EXERCISE INSTRUCTIONS
Return the entries below in their exact form, leaving the pictures out.

Data entries
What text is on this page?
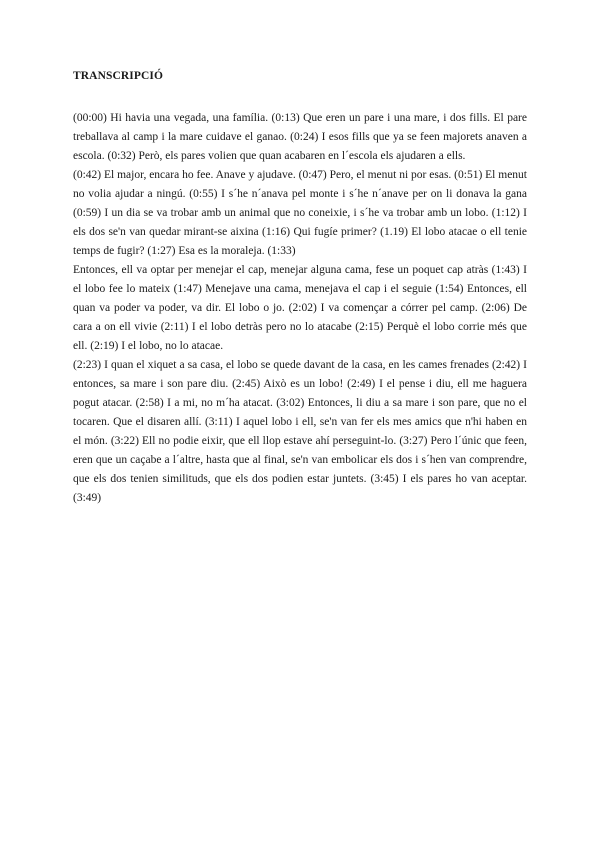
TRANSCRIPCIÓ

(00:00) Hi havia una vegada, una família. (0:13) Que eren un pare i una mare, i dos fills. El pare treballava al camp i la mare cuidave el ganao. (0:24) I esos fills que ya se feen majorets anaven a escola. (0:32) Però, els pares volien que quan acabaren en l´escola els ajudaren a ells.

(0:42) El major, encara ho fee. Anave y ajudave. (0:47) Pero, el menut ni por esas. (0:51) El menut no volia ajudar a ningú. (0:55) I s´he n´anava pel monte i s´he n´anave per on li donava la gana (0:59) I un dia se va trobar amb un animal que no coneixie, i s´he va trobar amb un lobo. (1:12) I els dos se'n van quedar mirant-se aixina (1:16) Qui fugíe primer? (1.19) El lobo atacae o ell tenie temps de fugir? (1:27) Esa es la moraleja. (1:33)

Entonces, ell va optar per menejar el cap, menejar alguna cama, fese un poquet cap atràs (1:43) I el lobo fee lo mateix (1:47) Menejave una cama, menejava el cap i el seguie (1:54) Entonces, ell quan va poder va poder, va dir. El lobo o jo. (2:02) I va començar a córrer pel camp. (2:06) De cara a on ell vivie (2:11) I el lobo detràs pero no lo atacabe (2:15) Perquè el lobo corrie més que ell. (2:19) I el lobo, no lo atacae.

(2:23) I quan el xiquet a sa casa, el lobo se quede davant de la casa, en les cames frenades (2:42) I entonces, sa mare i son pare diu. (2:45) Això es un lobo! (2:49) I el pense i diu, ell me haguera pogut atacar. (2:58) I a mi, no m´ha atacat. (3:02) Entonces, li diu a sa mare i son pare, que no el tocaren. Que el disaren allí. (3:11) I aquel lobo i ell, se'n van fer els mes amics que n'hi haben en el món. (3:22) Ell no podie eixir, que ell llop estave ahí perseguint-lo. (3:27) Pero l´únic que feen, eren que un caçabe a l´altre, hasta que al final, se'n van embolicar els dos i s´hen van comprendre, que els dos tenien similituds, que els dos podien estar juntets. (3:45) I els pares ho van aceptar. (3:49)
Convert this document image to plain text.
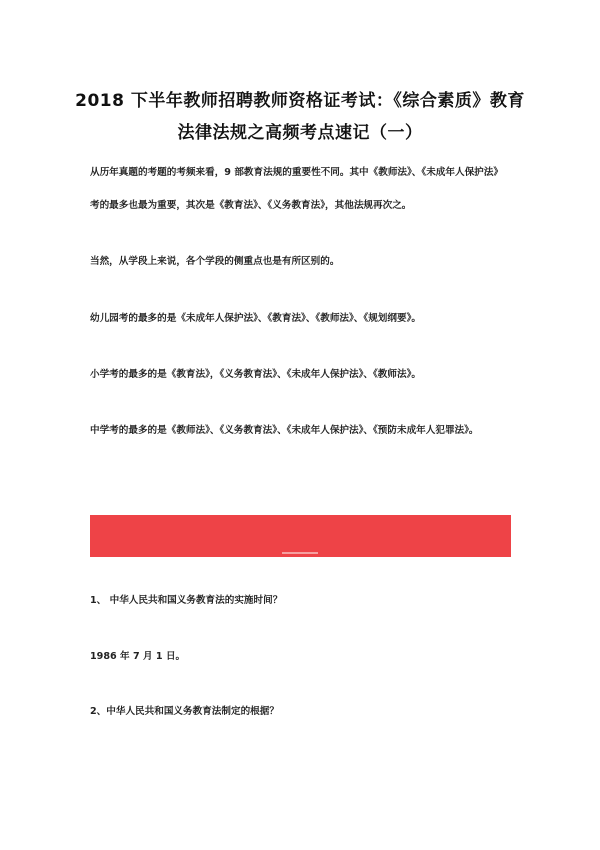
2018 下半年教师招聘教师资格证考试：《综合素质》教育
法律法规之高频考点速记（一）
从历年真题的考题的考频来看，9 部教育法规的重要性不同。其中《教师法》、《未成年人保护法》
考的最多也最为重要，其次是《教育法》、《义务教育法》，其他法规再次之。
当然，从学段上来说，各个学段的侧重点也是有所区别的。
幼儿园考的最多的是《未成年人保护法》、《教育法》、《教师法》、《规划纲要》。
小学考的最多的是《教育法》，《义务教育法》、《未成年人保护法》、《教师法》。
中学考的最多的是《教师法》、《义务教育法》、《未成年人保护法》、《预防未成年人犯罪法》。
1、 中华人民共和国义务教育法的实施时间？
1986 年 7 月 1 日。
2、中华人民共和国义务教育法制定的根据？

RIGHT ANSWER
What text is on this page?
TRANSCRIPCIÓ

(00:00) Hi havia una vegada, una família. (0:13) Que eren un pare i una mare, i dos fills. El pare treballava al camp i la mare cuidave el ganao. (0:24) I esos fills que ya se feen majorets anaven a escola. (0:32) Però, els pares volien que quan acabaren en l´escola els ajudaren a ells.

(0:42) El major, encara ho fee. Anave y ajudave. (0:47) Pero, el menut ni por esas. (0:51) El menut no volia ajudar a ningú. (0:55) I s´he n´anava pel monte i s´he n´anave per on li donava la gana (0:59) I un dia se va trobar amb un animal que no coneixie, i s´he va trobar amb un lobo. (1:12) I els dos se'n van quedar mirant-se aixina (1:16) Qui fugíe primer? (1.19) El lobo atacae o ell tenie temps de fugir? (1:27) Esa es la moraleja. (1:33)

Entonces, ell va optar per menejar el cap, menejar alguna cama, fese un poquet cap atràs (1:43) I el lobo fee lo mateix (1:47) Menejave una cama, menejava el cap i el seguie (1:54) Entonces, ell quan va poder va poder, va dir. El lobo o jo. (2:02) I va començar a córrer pel camp. (2:06) De cara a on ell vivie (2:11) I el lobo detràs pero no lo atacabe (2:15) Perquè el lobo corrie més que ell. (2:19) I el lobo, no lo atacae.

(2:23) I quan el xiquet a sa casa, el lobo se quede davant de la casa, en les cames frenades (2:42) I entonces, sa mare i son pare diu. (2:45) Això es un lobo! (2:49) I el pense i diu, ell me haguera pogut atacar. (2:58) I a mi, no m´ha atacat. (3:02) Entonces, li diu a sa mare i son pare, que no el tocaren. Que el disaren allí. (3:11) I aquel lobo i ell, se'n van fer els mes amics que n'hi haben en el món. (3:22) Ell no podie eixir, que ell llop estave ahí perseguint-lo. (3:27) Pero l´únic que feen, eren que un caçabe a l´altre, hasta que al final, se'n van embolicar els dos i s´hen van comprendre, que els dos tenien similituds, que els dos podien estar juntets. (3:45) I els pares ho van aceptar. (3:49)
Convert this document image to plain text.
2018 下半年教师招聘教师资格证考试：《综合素质》教育
法律法规之高频考点速记（一）
从历年真题的考题的考频来看，9 部教育法规的重要性不同。其中《教师法》、《未成年人保护法》
考的最多也最为重要，其次是《教育法》、《义务教育法》，其他法规再次之。
当然，从学段上来说，各个学段的侧重点也是有所区别的。
幼儿园考的最多的是《未成年人保护法》、《教育法》、《教师法》、《规划纲要》。
小学考的最多的是《教育法》，《义务教育法》、《未成年人保护法》、《教师法》。
中学考的最多的是《教师法》、《义务教育法》、《未成年人保护法》、《预防未成年人犯罪法》。
1、 中华人民共和国义务教育法的实施时间？
1986 年 7 月 1 日。
2、中华人民共和国义务教育法制定的根据？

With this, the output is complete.